Copy out exactly the lines from the one containing "What data populates" through the end of the records, and no pictures.

# GIVEN DATA start

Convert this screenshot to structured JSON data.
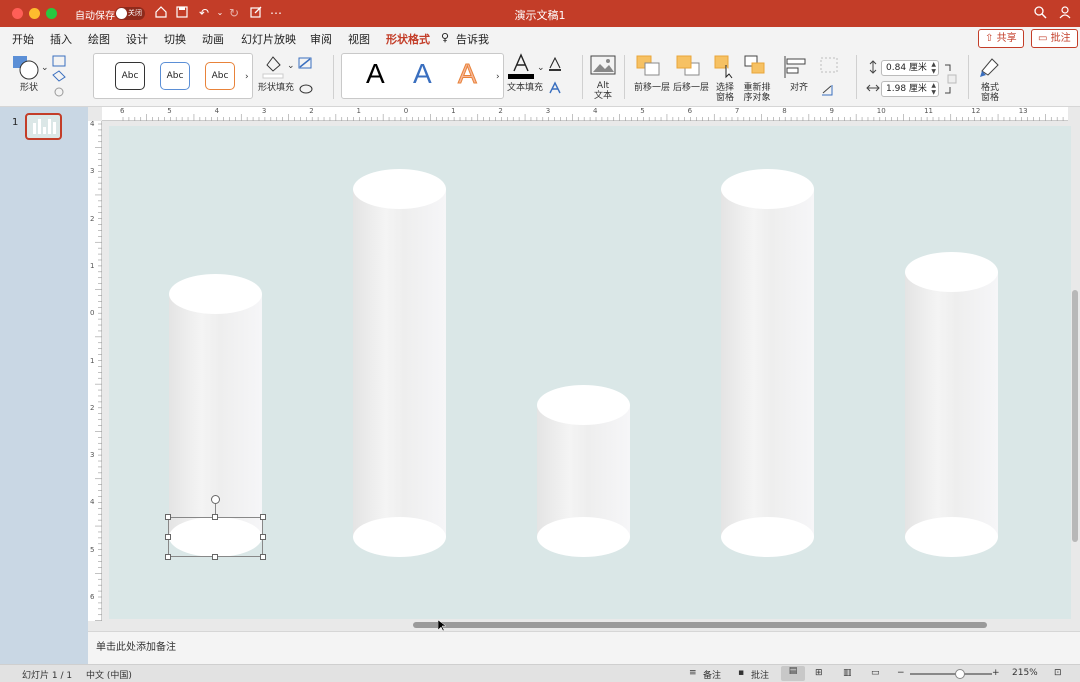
{
  "window": {
    "title": "演示文稿1",
    "autosave_label": "自动保存",
    "autosave_state": "关闭"
  },
  "menu": {
    "tabs": [
      "开始",
      "插入",
      "绘图",
      "设计",
      "切换",
      "动画",
      "幻灯片放映",
      "审阅",
      "视图",
      "形状格式"
    ],
    "tell_me": "告诉我",
    "share_label": "共享",
    "comment_label": "批注"
  },
  "ribbon": {
    "shapes_label": "形状",
    "style_samples": [
      "Abc",
      "Abc",
      "Abc"
    ],
    "shape_fill_label": "形状填充",
    "wordart_samples": [
      "A",
      "A",
      "A"
    ],
    "text_fill_label": "文本填充",
    "alt_text_label": "Alt 文本",
    "bring_forward_label": "前移一层",
    "send_backward_label": "后移一层",
    "selection_pane_label": "选择窗格",
    "reorder_label": "重新排序对象",
    "align_label": "对齐",
    "height_value": "0.84 厘米",
    "width_value": "1.98 厘米",
    "format_pane_label": "格式窗格"
  },
  "thumbnails": [
    {
      "number": "1"
    }
  ],
  "ruler": {
    "horizontal": [
      "6",
      "5",
      "4",
      "3",
      "2",
      "1",
      "0",
      "1",
      "2",
      "3",
      "4",
      "5",
      "6",
      "7",
      "8",
      "9",
      "10",
      "11",
      "12",
      "13"
    ],
    "vertical": [
      "4",
      "3",
      "2",
      "1",
      "0",
      "1",
      "2",
      "3",
      "4",
      "5",
      "6"
    ]
  },
  "notes": {
    "placeholder": "单击此处添加备注"
  },
  "status": {
    "slide_info": "幻灯片 1 / 1",
    "language": "中文 (中国)",
    "notes_label": "备注",
    "comments_label": "批注",
    "zoom": "215%"
  },
  "colors": {
    "accent": "#c33d28",
    "slide_bg": "#dae7e7"
  }
}
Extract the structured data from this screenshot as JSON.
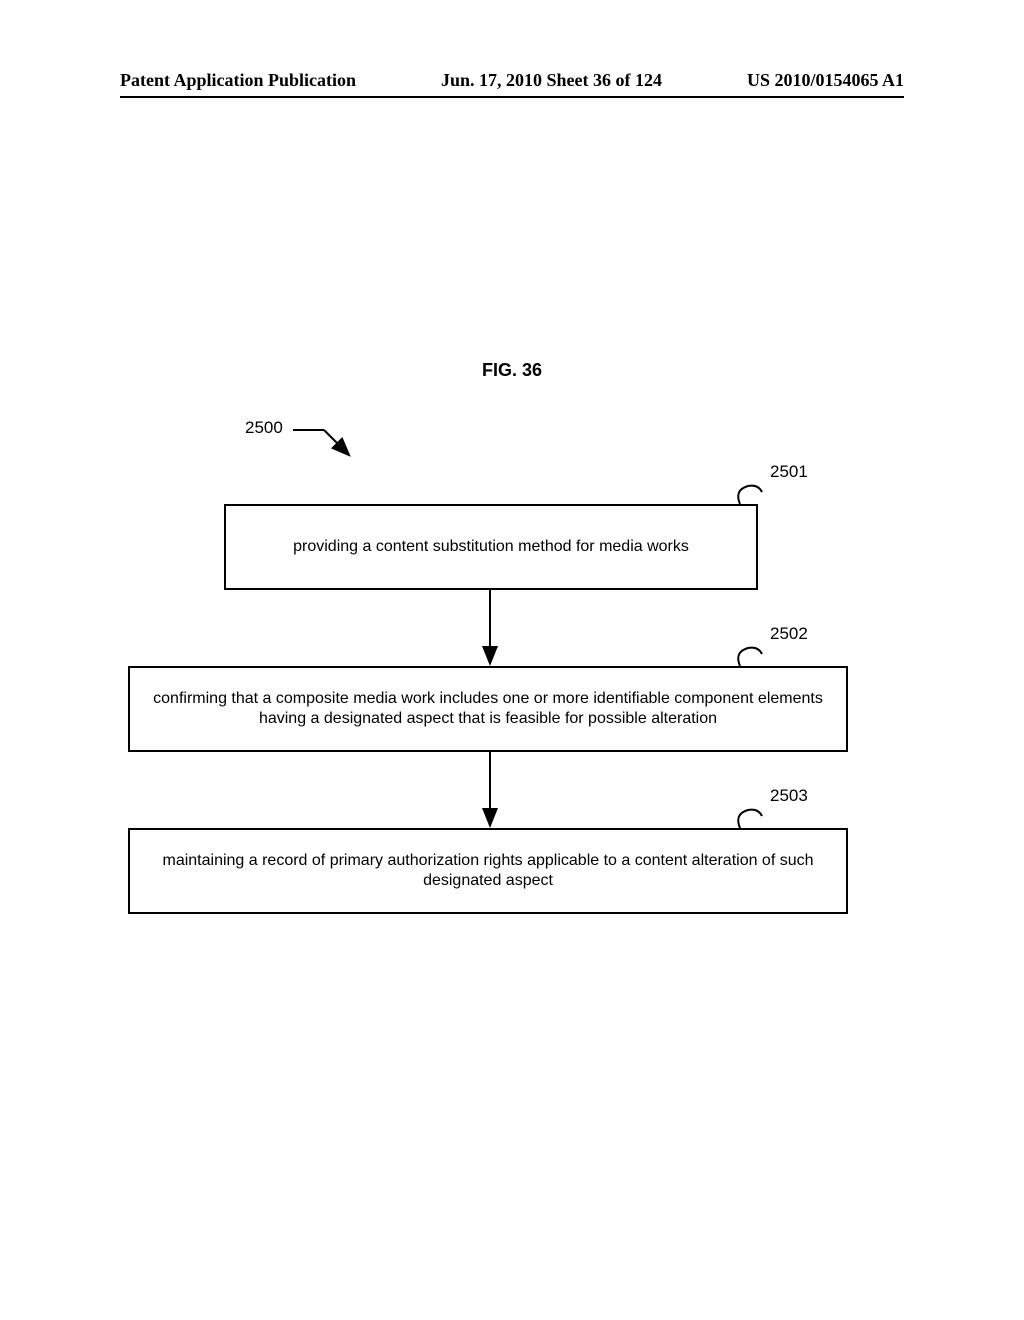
{
  "header": {
    "left": "Patent Application Publication",
    "center": "Jun. 17, 2010  Sheet 36 of 124",
    "right": "US 2010/0154065 A1"
  },
  "figure": {
    "title": "FIG. 36",
    "main_ref": "2500",
    "boxes": {
      "b1": {
        "ref": "2501",
        "text": "providing a content substitution method for media works"
      },
      "b2": {
        "ref": "2502",
        "text": "confirming that a composite media work includes one or more identifiable component elements having a designated aspect that is feasible for possible alteration"
      },
      "b3": {
        "ref": "2503",
        "text": "maintaining a record of primary authorization rights applicable to a content alteration of such designated aspect"
      }
    }
  },
  "chart_data": {
    "type": "diagram",
    "figure_number": "FIG. 36",
    "root_ref": "2500",
    "nodes": [
      {
        "id": "2501",
        "label": "providing a content substitution method for media works"
      },
      {
        "id": "2502",
        "label": "confirming that a composite media work includes one or more identifiable component elements having a designated aspect that is feasible for possible alteration"
      },
      {
        "id": "2503",
        "label": "maintaining a record of primary authorization rights applicable to a content alteration of such designated aspect"
      }
    ],
    "edges": [
      {
        "from": "2500",
        "to": "2501"
      },
      {
        "from": "2501",
        "to": "2502"
      },
      {
        "from": "2502",
        "to": "2503"
      }
    ]
  }
}
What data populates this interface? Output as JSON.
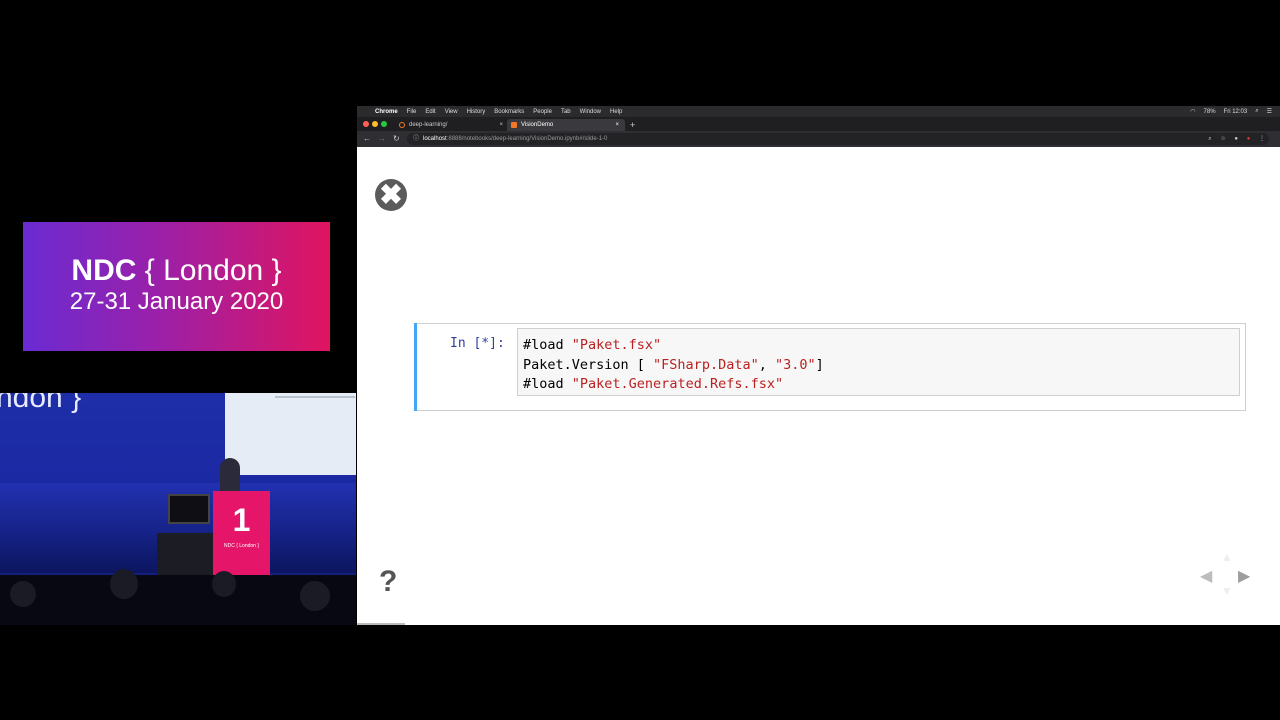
{
  "banner": {
    "event_prefix": "NDC",
    "event_city": "{ London }",
    "dates": "27-31 January 2020"
  },
  "stage": {
    "wall_text": "ndon }",
    "podium_number": "1",
    "podium_label": "NDC { London }"
  },
  "menubar": {
    "apple": "",
    "app": "Chrome",
    "items": [
      "File",
      "Edit",
      "View",
      "History",
      "Bookmarks",
      "People",
      "Tab",
      "Window",
      "Help"
    ],
    "battery": "78%",
    "clock": "Fri 12:03"
  },
  "tabs": [
    {
      "label": "deep-learning/",
      "close": "×"
    },
    {
      "label": "VisionDemo",
      "close": "×"
    }
  ],
  "new_tab": "+",
  "address": {
    "host": "localhost",
    "rest": ":8888/notebooks/deep-learning/VisionDemo.ipynb#/slide-1-0"
  },
  "slide": {
    "close_glyph": "✖",
    "prompt": "In [*]:",
    "code_lines": [
      {
        "kw": "#load ",
        "str": "\"Paket.fsx\""
      },
      {
        "kw": "Paket.Version [ ",
        "str": "\"FSharp.Data\"",
        "mid": ", ",
        "str2": "\"3.0\"",
        "end": "]"
      },
      {
        "kw": "#load ",
        "str": "\"Paket.Generated.Refs.fsx\""
      }
    ],
    "help_glyph": "?",
    "nav": {
      "left": "◀",
      "right": "▶",
      "up": "▲",
      "down": "▼"
    }
  },
  "colors": {
    "banner_start": "#6a2bd3",
    "banner_end": "#e0145f",
    "cell_accent": "#42a5f5",
    "string": "#ba2121"
  }
}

# GIVEN DATA end

== THE COMPLETED TASK ==
What data populates this interface? Output as JSON.
{
  "banner": {
    "event_prefix": "NDC",
    "event_city": "{ London }",
    "dates": "27-31 January 2020"
  },
  "stage": {
    "wall_text": "ndon }",
    "podium_number": "1",
    "podium_label": "NDC { London }"
  },
  "menubar": {
    "apple": "",
    "app": "Chrome",
    "items": [
      "File",
      "Edit",
      "View",
      "History",
      "Bookmarks",
      "People",
      "Tab",
      "Window",
      "Help"
    ],
    "battery": "78%",
    "clock": "Fri 12:03"
  },
  "tabs": [
    {
      "label": "deep-learning/",
      "close": "×"
    },
    {
      "label": "VisionDemo",
      "close": "×"
    }
  ],
  "new_tab": "+",
  "address": {
    "host": "localhost",
    "rest": ":8888/notebooks/deep-learning/VisionDemo.ipynb#/slide-1-0"
  },
  "slide": {
    "close_glyph": "✖",
    "prompt": "In [*]:",
    "code_lines": [
      {
        "kw": "#load ",
        "str": "\"Paket.fsx\""
      },
      {
        "kw": "Paket.Version [ ",
        "str": "\"FSharp.Data\"",
        "mid": ", ",
        "str2": "\"3.0\"",
        "end": "]"
      },
      {
        "kw": "#load ",
        "str": "\"Paket.Generated.Refs.fsx\""
      }
    ],
    "help_glyph": "?",
    "nav": {
      "left": "◀",
      "right": "▶",
      "up": "▲",
      "down": "▼"
    }
  },
  "colors": {
    "banner_start": "#6a2bd3",
    "banner_end": "#e0145f",
    "cell_accent": "#42a5f5",
    "string": "#ba2121"
  }
}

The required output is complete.